(DATA FOR THIS EXERCISE):
----------
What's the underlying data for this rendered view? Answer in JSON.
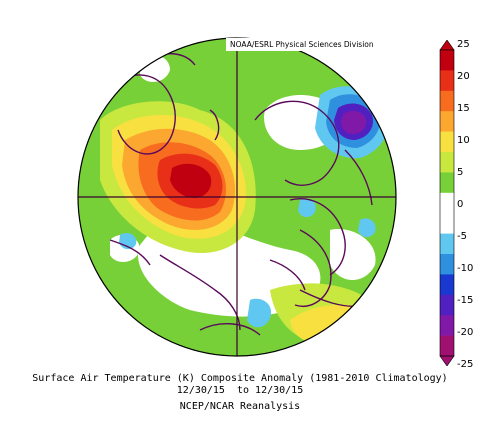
{
  "credit": "NOAA/ESRL Physical Sciences Division",
  "colorbar": {
    "labels": [
      "25",
      "20",
      "15",
      "10",
      "5",
      "0",
      "-5",
      "-10",
      "-15",
      "-20",
      "-25"
    ],
    "colors": [
      "#c00010",
      "#e83018",
      "#f86c20",
      "#fca830",
      "#f8e040",
      "#c8e840",
      "#78d038",
      "#ffffff",
      "#ffffff",
      "#60c8f0",
      "#3090e0",
      "#1838d0",
      "#5020c0",
      "#8018a8",
      "#a01070"
    ]
  },
  "caption": {
    "line1": "Surface Air Temperature (K) Composite Anomaly (1981-2010 Climatology)",
    "line2": "12/30/15  to 12/30/15",
    "line3": "NCEP/NCAR Reanalysis"
  }
}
----------
(DO THIS):
All of the data above should be transcribed verbatim, with pictures omitted.

(FINISHED EXERCISE):
What's the underlying data for this rendered view? Answer in JSON.
{
  "credit": "NOAA/ESRL Physical Sciences Division",
  "colorbar": {
    "labels": [
      "25",
      "20",
      "15",
      "10",
      "5",
      "0",
      "-5",
      "-10",
      "-15",
      "-20",
      "-25"
    ],
    "colors": [
      "#c00010",
      "#e83018",
      "#f86c20",
      "#fca830",
      "#f8e040",
      "#c8e840",
      "#78d038",
      "#ffffff",
      "#ffffff",
      "#60c8f0",
      "#3090e0",
      "#1838d0",
      "#5020c0",
      "#8018a8",
      "#a01070"
    ]
  },
  "caption": {
    "line1": "Surface Air Temperature (K) Composite Anomaly (1981-2010 Climatology)",
    "line2": "12/30/15  to 12/30/15",
    "line3": "NCEP/NCAR Reanalysis"
  }
}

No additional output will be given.